▶ **Information provided**

↓

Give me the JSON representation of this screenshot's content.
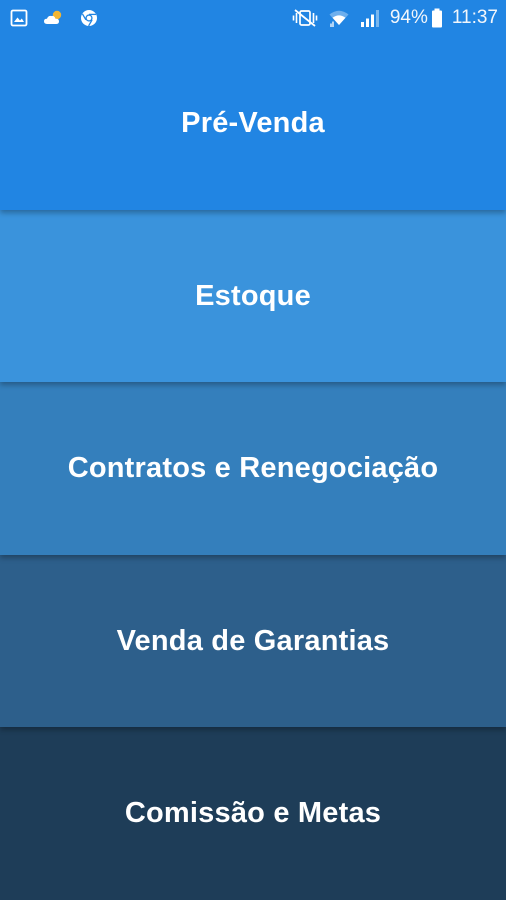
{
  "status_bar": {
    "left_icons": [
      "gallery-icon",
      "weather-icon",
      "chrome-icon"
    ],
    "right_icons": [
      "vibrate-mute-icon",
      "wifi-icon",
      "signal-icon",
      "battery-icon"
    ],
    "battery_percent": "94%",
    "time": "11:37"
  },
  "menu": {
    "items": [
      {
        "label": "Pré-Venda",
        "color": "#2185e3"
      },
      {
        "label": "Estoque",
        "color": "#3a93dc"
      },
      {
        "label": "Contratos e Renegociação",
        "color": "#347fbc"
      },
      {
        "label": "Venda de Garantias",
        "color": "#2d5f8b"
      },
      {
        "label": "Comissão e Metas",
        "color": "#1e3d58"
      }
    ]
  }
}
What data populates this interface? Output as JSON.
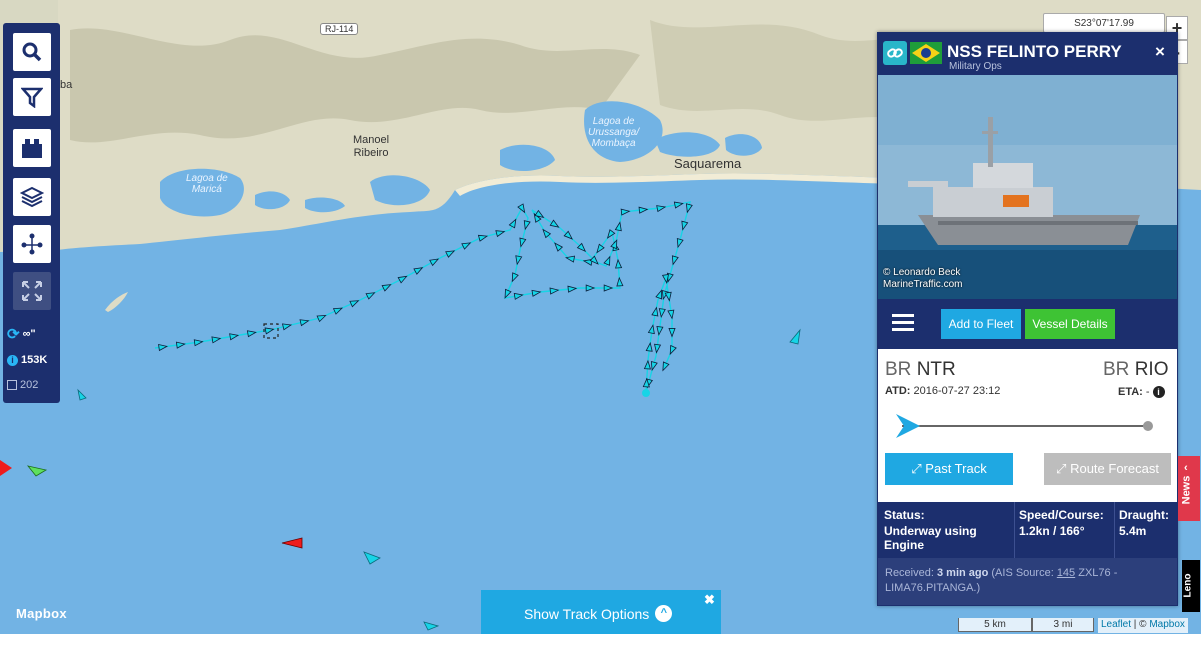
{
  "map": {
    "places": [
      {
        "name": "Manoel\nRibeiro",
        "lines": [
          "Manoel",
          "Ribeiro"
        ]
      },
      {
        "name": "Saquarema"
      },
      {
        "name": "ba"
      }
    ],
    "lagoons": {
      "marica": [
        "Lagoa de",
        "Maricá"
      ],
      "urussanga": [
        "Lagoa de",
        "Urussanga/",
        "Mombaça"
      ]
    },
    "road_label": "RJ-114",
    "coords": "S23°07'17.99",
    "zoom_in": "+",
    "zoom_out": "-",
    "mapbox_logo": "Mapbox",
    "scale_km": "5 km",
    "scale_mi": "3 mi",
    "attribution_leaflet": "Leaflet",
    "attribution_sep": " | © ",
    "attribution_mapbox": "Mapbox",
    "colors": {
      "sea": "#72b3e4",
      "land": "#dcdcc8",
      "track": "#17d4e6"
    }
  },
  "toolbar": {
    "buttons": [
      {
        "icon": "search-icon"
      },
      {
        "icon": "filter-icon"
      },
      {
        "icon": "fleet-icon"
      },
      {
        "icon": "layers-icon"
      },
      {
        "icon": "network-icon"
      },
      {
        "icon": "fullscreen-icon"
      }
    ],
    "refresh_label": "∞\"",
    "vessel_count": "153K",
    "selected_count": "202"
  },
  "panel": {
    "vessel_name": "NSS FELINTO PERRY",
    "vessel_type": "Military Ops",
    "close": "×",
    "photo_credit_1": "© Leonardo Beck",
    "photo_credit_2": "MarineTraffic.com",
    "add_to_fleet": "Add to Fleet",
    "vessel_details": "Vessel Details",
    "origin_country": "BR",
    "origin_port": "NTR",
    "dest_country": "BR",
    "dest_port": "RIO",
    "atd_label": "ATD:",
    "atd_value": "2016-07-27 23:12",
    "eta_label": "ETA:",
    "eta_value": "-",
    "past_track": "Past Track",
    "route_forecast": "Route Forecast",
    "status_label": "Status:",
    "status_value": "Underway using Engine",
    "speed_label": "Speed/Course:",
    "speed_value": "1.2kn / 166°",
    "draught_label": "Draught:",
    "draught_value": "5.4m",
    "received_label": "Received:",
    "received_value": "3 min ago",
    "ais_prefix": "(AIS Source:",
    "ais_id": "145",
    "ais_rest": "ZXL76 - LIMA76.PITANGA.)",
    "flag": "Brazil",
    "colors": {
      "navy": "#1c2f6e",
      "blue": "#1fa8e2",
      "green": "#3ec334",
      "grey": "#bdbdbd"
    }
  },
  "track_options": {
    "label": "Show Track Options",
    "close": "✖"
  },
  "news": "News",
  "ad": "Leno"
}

↑

▶ **Instruction**
Leave out the pictures and reproduce the rest of the listing exactly.

▶ **Reply**
Give me the JSON representation of this screenshot's content.
{
  "status_bar": {
    "left_icons": [
      "gallery-icon",
      "weather-icon",
      "chrome-icon"
    ],
    "right_icons": [
      "vibrate-mute-icon",
      "wifi-icon",
      "signal-icon",
      "battery-icon"
    ],
    "battery_percent": "94%",
    "time": "11:37"
  },
  "menu": {
    "items": [
      {
        "label": "Pré-Venda",
        "color": "#2185e3"
      },
      {
        "label": "Estoque",
        "color": "#3a93dc"
      },
      {
        "label": "Contratos e Renegociação",
        "color": "#347fbc"
      },
      {
        "label": "Venda de Garantias",
        "color": "#2d5f8b"
      },
      {
        "label": "Comissão e Metas",
        "color": "#1e3d58"
      }
    ]
  }
}
What data populates this interface? Output as JSON.
{
  "map": {
    "places": [
      {
        "name": "Manoel\nRibeiro",
        "lines": [
          "Manoel",
          "Ribeiro"
        ]
      },
      {
        "name": "Saquarema"
      },
      {
        "name": "ba"
      }
    ],
    "lagoons": {
      "marica": [
        "Lagoa de",
        "Maricá"
      ],
      "urussanga": [
        "Lagoa de",
        "Urussanga/",
        "Mombaça"
      ]
    },
    "road_label": "RJ-114",
    "coords": "S23°07'17.99",
    "zoom_in": "+",
    "zoom_out": "-",
    "mapbox_logo": "Mapbox",
    "scale_km": "5 km",
    "scale_mi": "3 mi",
    "attribution_leaflet": "Leaflet",
    "attribution_sep": " | © ",
    "attribution_mapbox": "Mapbox",
    "colors": {
      "sea": "#72b3e4",
      "land": "#dcdcc8",
      "track": "#17d4e6"
    }
  },
  "toolbar": {
    "buttons": [
      {
        "icon": "search-icon"
      },
      {
        "icon": "filter-icon"
      },
      {
        "icon": "fleet-icon"
      },
      {
        "icon": "layers-icon"
      },
      {
        "icon": "network-icon"
      },
      {
        "icon": "fullscreen-icon"
      }
    ],
    "refresh_label": "∞\"",
    "vessel_count": "153K",
    "selected_count": "202"
  },
  "panel": {
    "vessel_name": "NSS FELINTO PERRY",
    "vessel_type": "Military Ops",
    "close": "×",
    "photo_credit_1": "© Leonardo Beck",
    "photo_credit_2": "MarineTraffic.com",
    "add_to_fleet": "Add to Fleet",
    "vessel_details": "Vessel Details",
    "origin_country": "BR",
    "origin_port": "NTR",
    "dest_country": "BR",
    "dest_port": "RIO",
    "atd_label": "ATD:",
    "atd_value": "2016-07-27 23:12",
    "eta_label": "ETA:",
    "eta_value": "-",
    "past_track": "Past Track",
    "route_forecast": "Route Forecast",
    "status_label": "Status:",
    "status_value": "Underway using Engine",
    "speed_label": "Speed/Course:",
    "speed_value": "1.2kn / 166°",
    "draught_label": "Draught:",
    "draught_value": "5.4m",
    "received_label": "Received:",
    "received_value": "3 min ago",
    "ais_prefix": "(AIS Source:",
    "ais_id": "145",
    "ais_rest": "ZXL76 - LIMA76.PITANGA.)",
    "flag": "Brazil",
    "colors": {
      "navy": "#1c2f6e",
      "blue": "#1fa8e2",
      "green": "#3ec334",
      "grey": "#bdbdbd"
    }
  },
  "track_options": {
    "label": "Show Track Options",
    "close": "✖"
  },
  "news": "News",
  "ad": "Leno"
}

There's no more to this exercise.